## Written instruction
Locate each line below that includes "TMPB" and reproduce it.

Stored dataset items
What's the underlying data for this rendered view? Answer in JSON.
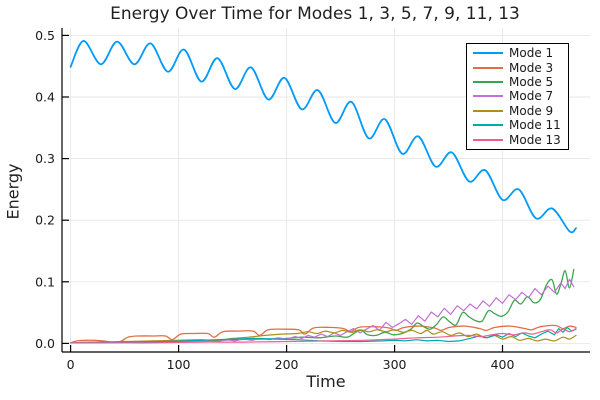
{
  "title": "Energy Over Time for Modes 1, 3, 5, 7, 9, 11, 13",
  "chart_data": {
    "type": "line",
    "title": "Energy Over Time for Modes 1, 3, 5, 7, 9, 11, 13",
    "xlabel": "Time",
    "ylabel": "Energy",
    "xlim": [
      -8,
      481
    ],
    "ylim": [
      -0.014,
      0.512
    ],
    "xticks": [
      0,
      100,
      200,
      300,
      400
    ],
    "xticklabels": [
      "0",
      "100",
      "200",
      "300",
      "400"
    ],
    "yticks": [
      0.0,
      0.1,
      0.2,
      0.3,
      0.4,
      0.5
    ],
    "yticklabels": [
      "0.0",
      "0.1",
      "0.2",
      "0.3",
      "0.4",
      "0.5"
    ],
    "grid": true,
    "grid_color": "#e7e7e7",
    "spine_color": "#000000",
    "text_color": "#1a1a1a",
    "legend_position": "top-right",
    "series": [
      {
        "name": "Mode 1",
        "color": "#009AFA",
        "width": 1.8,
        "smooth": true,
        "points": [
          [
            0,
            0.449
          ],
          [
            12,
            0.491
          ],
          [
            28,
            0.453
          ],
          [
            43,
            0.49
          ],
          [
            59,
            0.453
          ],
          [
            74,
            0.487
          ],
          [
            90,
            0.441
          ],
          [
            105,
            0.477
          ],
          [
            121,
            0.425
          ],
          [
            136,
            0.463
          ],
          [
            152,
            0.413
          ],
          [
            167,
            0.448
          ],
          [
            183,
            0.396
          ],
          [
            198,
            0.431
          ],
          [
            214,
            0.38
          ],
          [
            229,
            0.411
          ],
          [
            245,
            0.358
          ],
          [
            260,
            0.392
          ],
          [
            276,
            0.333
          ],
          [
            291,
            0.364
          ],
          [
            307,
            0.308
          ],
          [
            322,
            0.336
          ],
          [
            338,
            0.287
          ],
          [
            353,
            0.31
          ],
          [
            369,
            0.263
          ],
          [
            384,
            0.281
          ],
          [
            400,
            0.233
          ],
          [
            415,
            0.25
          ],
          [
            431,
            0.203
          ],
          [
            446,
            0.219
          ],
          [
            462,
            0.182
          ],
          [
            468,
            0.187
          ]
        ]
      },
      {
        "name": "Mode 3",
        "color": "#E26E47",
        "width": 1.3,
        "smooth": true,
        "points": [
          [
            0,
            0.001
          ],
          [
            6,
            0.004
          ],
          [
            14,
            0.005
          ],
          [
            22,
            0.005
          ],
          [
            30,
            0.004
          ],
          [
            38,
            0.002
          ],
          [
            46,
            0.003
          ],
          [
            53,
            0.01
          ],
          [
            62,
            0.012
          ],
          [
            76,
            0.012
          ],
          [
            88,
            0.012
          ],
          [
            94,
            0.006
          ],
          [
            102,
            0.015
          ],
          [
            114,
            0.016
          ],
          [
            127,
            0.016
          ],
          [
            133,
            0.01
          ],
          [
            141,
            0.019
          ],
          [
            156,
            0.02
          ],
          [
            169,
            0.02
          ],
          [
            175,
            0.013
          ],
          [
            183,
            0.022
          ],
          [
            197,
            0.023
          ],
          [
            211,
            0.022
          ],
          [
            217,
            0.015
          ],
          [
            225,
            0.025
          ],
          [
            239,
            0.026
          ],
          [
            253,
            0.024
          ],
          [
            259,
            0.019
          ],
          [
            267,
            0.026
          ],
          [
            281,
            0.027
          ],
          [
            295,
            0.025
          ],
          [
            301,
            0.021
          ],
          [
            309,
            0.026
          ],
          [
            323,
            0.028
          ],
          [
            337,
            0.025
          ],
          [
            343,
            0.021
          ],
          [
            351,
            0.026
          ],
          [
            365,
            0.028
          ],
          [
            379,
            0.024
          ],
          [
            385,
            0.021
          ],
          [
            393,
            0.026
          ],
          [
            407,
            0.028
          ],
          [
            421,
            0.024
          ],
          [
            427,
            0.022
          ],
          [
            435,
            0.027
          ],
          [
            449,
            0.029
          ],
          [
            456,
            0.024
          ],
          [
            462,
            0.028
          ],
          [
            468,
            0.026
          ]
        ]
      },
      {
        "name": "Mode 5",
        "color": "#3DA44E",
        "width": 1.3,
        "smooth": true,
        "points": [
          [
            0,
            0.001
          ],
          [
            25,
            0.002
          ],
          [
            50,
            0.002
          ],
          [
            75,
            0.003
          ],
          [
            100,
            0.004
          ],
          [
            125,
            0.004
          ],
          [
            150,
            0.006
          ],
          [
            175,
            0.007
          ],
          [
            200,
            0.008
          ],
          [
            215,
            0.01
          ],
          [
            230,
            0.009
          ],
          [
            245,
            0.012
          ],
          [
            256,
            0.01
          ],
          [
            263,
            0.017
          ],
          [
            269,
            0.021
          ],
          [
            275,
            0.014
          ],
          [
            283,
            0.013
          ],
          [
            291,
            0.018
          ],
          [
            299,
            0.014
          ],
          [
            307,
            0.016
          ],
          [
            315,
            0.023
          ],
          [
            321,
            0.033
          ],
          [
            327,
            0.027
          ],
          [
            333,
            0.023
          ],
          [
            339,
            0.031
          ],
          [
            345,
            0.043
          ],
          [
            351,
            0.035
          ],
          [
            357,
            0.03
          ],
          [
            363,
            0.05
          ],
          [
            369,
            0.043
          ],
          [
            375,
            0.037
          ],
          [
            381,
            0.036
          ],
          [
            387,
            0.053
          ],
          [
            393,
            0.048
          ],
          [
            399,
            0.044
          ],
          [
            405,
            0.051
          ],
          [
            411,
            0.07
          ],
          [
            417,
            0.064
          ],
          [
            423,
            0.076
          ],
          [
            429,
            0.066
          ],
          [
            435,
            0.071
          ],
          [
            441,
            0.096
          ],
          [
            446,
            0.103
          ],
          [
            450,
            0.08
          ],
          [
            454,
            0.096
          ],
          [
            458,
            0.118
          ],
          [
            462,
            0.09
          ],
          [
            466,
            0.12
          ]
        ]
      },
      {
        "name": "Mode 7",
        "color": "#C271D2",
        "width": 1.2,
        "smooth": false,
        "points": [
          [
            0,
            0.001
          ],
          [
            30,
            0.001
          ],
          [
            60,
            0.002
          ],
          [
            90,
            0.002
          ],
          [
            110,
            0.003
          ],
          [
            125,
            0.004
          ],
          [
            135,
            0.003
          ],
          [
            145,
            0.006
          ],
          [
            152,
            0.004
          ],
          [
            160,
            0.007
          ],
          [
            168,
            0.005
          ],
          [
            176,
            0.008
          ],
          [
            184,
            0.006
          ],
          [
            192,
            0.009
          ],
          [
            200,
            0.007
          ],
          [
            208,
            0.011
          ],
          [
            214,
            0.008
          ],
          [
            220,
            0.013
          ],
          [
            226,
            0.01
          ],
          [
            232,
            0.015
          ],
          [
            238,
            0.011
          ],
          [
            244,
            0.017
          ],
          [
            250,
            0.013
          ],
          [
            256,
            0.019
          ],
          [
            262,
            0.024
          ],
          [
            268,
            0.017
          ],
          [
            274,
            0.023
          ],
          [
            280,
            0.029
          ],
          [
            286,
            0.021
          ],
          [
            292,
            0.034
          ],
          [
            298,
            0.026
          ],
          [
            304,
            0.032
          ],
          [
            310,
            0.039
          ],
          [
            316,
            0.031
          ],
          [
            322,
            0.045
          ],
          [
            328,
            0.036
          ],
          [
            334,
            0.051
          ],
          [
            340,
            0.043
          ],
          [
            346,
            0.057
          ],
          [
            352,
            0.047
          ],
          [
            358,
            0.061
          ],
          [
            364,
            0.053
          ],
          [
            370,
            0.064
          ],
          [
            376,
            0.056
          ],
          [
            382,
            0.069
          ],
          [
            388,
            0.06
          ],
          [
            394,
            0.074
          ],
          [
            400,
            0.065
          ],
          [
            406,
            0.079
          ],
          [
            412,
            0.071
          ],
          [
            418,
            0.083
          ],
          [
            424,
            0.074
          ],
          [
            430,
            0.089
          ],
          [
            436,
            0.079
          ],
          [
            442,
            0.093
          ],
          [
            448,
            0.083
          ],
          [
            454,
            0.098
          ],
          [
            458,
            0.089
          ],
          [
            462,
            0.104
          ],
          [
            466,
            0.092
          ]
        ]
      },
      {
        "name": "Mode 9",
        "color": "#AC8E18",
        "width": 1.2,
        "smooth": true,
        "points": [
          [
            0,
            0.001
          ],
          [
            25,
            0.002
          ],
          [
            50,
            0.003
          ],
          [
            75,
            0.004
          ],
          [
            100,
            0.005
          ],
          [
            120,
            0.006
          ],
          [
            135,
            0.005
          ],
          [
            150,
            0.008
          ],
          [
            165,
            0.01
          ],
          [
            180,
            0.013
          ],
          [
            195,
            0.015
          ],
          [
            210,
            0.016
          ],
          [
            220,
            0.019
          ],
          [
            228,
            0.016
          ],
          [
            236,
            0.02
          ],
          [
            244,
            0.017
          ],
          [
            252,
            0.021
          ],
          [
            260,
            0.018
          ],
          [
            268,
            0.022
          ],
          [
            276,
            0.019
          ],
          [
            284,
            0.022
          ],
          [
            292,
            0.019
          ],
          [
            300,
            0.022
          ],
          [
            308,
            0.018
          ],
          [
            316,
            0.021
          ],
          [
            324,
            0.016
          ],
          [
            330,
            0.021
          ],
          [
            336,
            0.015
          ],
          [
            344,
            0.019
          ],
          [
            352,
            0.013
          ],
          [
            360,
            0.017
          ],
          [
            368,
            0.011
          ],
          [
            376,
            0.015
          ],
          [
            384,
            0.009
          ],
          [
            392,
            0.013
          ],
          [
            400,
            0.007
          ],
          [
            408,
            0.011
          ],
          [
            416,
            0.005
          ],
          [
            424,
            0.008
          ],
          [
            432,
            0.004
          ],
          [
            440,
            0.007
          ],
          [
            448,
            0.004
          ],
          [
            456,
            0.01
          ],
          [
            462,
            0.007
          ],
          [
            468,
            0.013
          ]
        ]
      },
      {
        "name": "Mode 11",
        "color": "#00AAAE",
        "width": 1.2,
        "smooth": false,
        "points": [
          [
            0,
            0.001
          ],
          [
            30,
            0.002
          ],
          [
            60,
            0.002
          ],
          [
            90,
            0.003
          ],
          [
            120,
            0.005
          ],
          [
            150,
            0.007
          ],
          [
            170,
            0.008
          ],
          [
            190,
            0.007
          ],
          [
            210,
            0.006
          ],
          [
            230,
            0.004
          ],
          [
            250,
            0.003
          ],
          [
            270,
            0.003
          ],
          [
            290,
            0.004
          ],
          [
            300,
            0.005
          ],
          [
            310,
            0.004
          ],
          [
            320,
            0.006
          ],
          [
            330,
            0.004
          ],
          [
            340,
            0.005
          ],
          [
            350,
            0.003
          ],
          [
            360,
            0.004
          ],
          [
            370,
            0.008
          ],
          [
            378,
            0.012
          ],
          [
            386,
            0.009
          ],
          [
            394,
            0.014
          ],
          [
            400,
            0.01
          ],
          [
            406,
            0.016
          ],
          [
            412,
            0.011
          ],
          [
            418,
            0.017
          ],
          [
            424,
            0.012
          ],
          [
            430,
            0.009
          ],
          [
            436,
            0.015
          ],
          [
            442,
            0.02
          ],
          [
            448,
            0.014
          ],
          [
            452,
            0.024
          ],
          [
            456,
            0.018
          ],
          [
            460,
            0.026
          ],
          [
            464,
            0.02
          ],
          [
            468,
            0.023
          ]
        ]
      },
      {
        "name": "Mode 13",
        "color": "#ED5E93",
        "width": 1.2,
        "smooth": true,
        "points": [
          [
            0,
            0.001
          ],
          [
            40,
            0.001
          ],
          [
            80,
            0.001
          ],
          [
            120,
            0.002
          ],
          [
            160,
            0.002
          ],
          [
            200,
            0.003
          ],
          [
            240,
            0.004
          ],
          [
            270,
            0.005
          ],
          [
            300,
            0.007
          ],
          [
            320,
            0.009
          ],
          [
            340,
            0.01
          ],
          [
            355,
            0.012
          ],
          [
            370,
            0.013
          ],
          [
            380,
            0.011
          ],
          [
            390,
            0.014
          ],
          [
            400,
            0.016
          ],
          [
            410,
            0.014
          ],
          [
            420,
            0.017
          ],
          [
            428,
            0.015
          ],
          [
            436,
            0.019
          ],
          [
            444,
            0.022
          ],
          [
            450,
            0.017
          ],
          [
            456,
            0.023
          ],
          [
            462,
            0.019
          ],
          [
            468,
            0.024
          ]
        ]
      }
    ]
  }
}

==

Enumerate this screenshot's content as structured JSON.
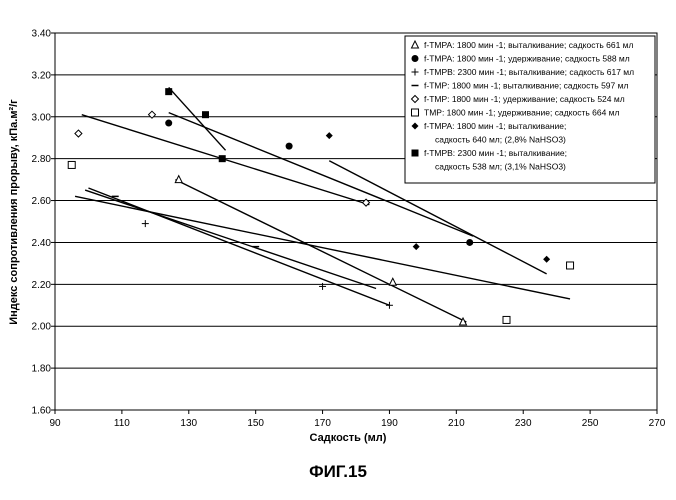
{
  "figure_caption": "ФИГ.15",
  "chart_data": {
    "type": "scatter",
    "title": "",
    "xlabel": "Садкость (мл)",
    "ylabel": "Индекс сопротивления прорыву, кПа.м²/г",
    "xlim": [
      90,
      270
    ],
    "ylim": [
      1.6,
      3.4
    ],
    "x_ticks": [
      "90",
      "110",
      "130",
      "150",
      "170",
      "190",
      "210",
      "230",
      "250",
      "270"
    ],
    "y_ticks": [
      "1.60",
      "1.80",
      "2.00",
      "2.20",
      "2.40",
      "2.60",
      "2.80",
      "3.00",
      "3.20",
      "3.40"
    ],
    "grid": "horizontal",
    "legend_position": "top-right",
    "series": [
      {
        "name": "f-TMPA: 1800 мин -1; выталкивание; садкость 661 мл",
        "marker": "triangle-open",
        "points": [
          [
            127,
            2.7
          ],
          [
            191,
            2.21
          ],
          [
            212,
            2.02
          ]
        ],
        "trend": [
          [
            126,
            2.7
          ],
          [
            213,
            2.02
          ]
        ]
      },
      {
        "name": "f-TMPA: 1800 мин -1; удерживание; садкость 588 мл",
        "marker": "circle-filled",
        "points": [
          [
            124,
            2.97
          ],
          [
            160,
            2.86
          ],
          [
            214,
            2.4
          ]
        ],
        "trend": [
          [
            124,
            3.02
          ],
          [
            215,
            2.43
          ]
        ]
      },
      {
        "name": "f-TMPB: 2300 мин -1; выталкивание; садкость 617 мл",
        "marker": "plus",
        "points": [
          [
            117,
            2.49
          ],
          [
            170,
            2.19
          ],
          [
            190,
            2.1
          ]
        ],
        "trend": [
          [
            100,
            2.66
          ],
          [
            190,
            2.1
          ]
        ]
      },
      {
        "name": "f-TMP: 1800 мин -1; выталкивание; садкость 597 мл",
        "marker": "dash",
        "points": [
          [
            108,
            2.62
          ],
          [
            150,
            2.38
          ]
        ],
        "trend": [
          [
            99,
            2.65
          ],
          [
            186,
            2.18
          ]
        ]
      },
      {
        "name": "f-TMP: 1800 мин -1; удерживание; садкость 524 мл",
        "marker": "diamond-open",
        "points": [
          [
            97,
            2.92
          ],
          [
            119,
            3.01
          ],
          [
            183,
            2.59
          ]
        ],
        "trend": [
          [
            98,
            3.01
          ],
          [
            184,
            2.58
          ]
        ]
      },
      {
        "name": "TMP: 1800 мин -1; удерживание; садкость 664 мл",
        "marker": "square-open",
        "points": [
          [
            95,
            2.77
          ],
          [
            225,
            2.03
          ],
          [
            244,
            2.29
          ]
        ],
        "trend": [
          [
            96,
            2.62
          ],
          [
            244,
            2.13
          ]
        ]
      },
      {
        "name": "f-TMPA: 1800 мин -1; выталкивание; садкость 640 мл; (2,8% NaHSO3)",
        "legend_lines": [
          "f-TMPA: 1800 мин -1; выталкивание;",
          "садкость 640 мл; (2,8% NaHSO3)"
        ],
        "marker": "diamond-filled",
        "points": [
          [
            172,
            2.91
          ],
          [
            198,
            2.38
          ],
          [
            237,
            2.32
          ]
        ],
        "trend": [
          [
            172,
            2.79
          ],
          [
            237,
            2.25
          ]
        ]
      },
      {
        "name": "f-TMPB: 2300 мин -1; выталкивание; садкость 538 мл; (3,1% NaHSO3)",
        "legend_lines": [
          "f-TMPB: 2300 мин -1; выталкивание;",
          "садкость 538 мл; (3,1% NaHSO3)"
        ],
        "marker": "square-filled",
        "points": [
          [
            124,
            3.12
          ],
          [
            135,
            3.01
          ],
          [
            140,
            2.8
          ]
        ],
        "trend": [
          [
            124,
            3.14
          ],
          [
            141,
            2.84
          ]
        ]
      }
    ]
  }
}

---

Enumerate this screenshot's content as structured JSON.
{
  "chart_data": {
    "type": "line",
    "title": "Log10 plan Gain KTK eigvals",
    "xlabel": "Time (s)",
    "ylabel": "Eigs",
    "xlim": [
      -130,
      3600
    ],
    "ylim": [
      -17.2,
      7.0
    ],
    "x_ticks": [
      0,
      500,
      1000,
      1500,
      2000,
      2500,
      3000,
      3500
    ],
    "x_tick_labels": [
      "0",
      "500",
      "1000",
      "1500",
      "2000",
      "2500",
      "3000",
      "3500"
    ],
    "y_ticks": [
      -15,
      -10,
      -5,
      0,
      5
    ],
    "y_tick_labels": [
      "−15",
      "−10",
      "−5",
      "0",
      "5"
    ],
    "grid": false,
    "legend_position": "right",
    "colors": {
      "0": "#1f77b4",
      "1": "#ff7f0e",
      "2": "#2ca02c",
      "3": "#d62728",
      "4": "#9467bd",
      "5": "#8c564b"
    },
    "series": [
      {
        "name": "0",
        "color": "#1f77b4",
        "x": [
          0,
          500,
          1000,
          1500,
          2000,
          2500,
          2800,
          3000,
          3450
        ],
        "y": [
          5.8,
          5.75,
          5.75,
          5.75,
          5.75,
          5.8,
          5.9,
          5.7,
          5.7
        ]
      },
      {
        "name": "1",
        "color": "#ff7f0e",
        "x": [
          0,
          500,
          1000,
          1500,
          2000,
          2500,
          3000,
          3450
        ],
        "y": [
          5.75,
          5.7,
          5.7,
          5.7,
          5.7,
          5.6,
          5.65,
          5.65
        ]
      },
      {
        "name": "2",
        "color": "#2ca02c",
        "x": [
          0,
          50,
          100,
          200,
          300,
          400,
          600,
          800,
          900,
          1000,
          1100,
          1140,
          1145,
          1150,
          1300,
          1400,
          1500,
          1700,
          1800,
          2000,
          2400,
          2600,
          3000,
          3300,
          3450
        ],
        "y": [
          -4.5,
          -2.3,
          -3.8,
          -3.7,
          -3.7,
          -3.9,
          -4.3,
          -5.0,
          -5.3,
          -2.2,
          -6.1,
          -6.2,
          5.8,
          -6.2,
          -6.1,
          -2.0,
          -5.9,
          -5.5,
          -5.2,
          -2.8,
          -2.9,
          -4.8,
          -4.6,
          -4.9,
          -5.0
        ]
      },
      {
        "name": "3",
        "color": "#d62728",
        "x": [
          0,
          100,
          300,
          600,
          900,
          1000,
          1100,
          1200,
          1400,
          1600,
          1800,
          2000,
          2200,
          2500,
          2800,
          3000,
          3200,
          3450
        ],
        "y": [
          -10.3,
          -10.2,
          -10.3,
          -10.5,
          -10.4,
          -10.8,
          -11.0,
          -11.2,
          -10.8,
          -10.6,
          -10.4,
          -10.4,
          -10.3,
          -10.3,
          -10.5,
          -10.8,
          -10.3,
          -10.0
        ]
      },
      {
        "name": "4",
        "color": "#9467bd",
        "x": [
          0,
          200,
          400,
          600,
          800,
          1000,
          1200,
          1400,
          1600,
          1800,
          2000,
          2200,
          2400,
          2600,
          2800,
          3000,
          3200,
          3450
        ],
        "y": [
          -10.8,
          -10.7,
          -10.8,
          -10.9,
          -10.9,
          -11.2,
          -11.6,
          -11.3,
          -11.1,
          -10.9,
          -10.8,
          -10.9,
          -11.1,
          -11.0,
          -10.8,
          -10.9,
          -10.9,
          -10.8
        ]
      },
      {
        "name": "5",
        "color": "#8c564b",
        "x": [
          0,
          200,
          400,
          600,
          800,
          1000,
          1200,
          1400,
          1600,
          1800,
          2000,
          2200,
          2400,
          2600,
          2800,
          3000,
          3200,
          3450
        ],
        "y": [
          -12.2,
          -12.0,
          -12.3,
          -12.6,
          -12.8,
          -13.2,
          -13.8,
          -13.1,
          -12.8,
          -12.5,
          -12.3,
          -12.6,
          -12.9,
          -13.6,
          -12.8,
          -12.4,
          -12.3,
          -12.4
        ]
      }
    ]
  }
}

## Response to this exercise
        "name": "f-TMPB: 2300 мин -1; выталкивание; садкость 617 мл",
        "name": "f-TMPB: 2300 мин -1; выталкивание; садкость 538 мл; (3,1% NaHSO3)",
          "f-TMPB: 2300 мин -1; выталкивание;",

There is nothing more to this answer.